TASK: Transcribe all of the material exactly. Any picture in it should be left out.

Start

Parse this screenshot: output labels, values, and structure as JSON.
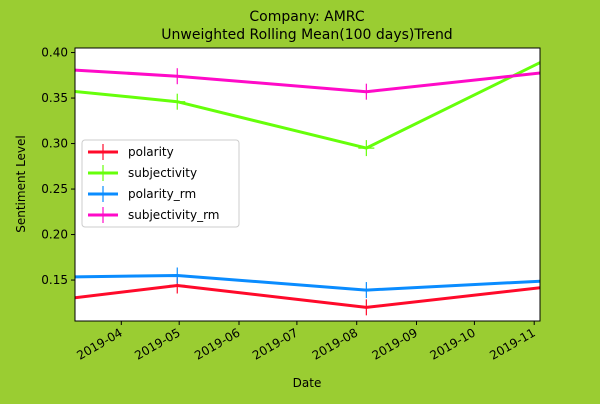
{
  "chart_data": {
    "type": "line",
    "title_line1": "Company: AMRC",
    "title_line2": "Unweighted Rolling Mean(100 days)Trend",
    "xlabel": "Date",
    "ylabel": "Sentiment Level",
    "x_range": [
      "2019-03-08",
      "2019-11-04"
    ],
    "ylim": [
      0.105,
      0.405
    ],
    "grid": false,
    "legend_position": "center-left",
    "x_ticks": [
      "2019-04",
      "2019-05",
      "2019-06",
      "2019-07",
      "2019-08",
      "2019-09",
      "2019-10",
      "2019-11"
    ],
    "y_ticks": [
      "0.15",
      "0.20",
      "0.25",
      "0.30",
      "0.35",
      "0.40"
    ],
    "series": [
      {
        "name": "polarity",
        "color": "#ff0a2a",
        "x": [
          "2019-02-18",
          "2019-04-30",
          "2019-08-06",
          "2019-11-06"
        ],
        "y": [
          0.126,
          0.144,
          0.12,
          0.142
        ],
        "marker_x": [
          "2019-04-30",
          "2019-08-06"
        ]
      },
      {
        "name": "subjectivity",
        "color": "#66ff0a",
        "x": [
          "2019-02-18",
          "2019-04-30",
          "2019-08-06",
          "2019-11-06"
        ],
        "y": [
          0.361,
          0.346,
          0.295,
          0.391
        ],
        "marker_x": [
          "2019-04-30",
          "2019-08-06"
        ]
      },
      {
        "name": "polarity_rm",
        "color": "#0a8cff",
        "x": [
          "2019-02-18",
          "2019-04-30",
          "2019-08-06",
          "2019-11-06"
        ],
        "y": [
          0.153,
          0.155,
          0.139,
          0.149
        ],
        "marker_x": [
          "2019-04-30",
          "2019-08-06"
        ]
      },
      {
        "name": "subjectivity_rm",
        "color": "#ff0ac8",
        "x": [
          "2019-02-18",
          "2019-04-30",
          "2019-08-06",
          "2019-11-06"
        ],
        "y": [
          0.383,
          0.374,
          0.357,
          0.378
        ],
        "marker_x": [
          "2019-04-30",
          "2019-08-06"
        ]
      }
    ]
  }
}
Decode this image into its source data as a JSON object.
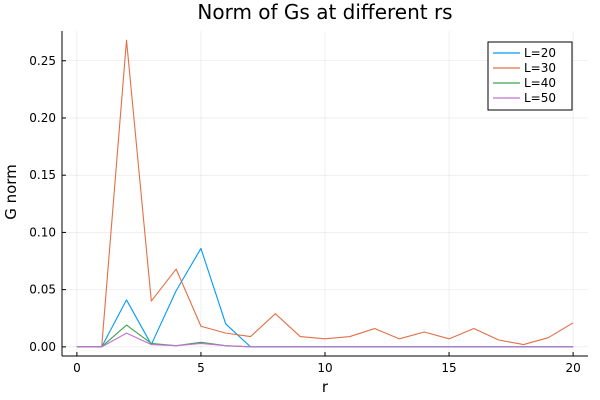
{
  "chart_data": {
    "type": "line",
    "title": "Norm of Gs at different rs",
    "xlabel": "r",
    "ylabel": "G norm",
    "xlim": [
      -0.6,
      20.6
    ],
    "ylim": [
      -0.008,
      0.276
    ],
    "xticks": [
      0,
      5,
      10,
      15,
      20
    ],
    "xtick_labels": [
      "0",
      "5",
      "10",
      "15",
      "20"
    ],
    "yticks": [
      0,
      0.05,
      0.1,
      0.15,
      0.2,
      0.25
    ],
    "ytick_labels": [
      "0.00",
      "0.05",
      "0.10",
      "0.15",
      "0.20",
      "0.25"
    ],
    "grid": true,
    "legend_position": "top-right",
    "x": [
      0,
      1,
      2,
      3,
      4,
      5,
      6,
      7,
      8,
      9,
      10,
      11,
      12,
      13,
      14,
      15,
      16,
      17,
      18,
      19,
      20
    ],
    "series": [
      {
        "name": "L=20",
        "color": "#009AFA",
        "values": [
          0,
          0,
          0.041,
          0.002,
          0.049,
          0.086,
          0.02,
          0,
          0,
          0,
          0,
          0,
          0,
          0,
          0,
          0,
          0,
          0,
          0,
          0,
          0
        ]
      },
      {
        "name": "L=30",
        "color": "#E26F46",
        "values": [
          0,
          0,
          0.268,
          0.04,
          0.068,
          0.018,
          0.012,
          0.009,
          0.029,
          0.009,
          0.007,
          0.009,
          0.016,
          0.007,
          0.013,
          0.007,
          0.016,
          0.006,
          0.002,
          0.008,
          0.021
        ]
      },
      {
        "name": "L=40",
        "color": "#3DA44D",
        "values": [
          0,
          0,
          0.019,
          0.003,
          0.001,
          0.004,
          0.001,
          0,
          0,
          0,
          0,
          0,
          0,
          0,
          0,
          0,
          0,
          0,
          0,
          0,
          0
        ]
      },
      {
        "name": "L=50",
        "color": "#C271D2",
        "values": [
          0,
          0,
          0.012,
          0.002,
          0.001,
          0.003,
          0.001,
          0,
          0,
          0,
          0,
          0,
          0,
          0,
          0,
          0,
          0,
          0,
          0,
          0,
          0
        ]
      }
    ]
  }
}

End

CORRECT RESULT:
Parse this screenshot: output labels, values, and structure as JSON.
{
  "chart_data": {
    "type": "line",
    "title_line1": "Company: AMRC",
    "title_line2": "Unweighted Rolling Mean(100 days)Trend",
    "xlabel": "Date",
    "ylabel": "Sentiment Level",
    "x_range": [
      "2019-03-08",
      "2019-11-04"
    ],
    "ylim": [
      0.105,
      0.405
    ],
    "grid": false,
    "legend_position": "center-left",
    "x_ticks": [
      "2019-04",
      "2019-05",
      "2019-06",
      "2019-07",
      "2019-08",
      "2019-09",
      "2019-10",
      "2019-11"
    ],
    "y_ticks": [
      "0.15",
      "0.20",
      "0.25",
      "0.30",
      "0.35",
      "0.40"
    ],
    "series": [
      {
        "name": "polarity",
        "color": "#ff0a2a",
        "x": [
          "2019-02-18",
          "2019-04-30",
          "2019-08-06",
          "2019-11-06"
        ],
        "y": [
          0.126,
          0.144,
          0.12,
          0.142
        ],
        "marker_x": [
          "2019-04-30",
          "2019-08-06"
        ]
      },
      {
        "name": "subjectivity",
        "color": "#66ff0a",
        "x": [
          "2019-02-18",
          "2019-04-30",
          "2019-08-06",
          "2019-11-06"
        ],
        "y": [
          0.361,
          0.346,
          0.295,
          0.391
        ],
        "marker_x": [
          "2019-04-30",
          "2019-08-06"
        ]
      },
      {
        "name": "polarity_rm",
        "color": "#0a8cff",
        "x": [
          "2019-02-18",
          "2019-04-30",
          "2019-08-06",
          "2019-11-06"
        ],
        "y": [
          0.153,
          0.155,
          0.139,
          0.149
        ],
        "marker_x": [
          "2019-04-30",
          "2019-08-06"
        ]
      },
      {
        "name": "subjectivity_rm",
        "color": "#ff0ac8",
        "x": [
          "2019-02-18",
          "2019-04-30",
          "2019-08-06",
          "2019-11-06"
        ],
        "y": [
          0.383,
          0.374,
          0.357,
          0.378
        ],
        "marker_x": [
          "2019-04-30",
          "2019-08-06"
        ]
      }
    ]
  }
}
Decode this image into its source data as a JSON object.
{
  "chart_data": {
    "type": "line",
    "title": "Norm of Gs at different rs",
    "xlabel": "r",
    "ylabel": "G norm",
    "xlim": [
      -0.6,
      20.6
    ],
    "ylim": [
      -0.008,
      0.276
    ],
    "xticks": [
      0,
      5,
      10,
      15,
      20
    ],
    "xtick_labels": [
      "0",
      "5",
      "10",
      "15",
      "20"
    ],
    "yticks": [
      0,
      0.05,
      0.1,
      0.15,
      0.2,
      0.25
    ],
    "ytick_labels": [
      "0.00",
      "0.05",
      "0.10",
      "0.15",
      "0.20",
      "0.25"
    ],
    "grid": true,
    "legend_position": "top-right",
    "x": [
      0,
      1,
      2,
      3,
      4,
      5,
      6,
      7,
      8,
      9,
      10,
      11,
      12,
      13,
      14,
      15,
      16,
      17,
      18,
      19,
      20
    ],
    "series": [
      {
        "name": "L=20",
        "color": "#009AFA",
        "values": [
          0,
          0,
          0.041,
          0.002,
          0.049,
          0.086,
          0.02,
          0,
          0,
          0,
          0,
          0,
          0,
          0,
          0,
          0,
          0,
          0,
          0,
          0,
          0
        ]
      },
      {
        "name": "L=30",
        "color": "#E26F46",
        "values": [
          0,
          0,
          0.268,
          0.04,
          0.068,
          0.018,
          0.012,
          0.009,
          0.029,
          0.009,
          0.007,
          0.009,
          0.016,
          0.007,
          0.013,
          0.007,
          0.016,
          0.006,
          0.002,
          0.008,
          0.021
        ]
      },
      {
        "name": "L=40",
        "color": "#3DA44D",
        "values": [
          0,
          0,
          0.019,
          0.003,
          0.001,
          0.004,
          0.001,
          0,
          0,
          0,
          0,
          0,
          0,
          0,
          0,
          0,
          0,
          0,
          0,
          0,
          0
        ]
      },
      {
        "name": "L=50",
        "color": "#C271D2",
        "values": [
          0,
          0,
          0.012,
          0.002,
          0.001,
          0.003,
          0.001,
          0,
          0,
          0,
          0,
          0,
          0,
          0,
          0,
          0,
          0,
          0,
          0,
          0,
          0
        ]
      }
    ]
  }
}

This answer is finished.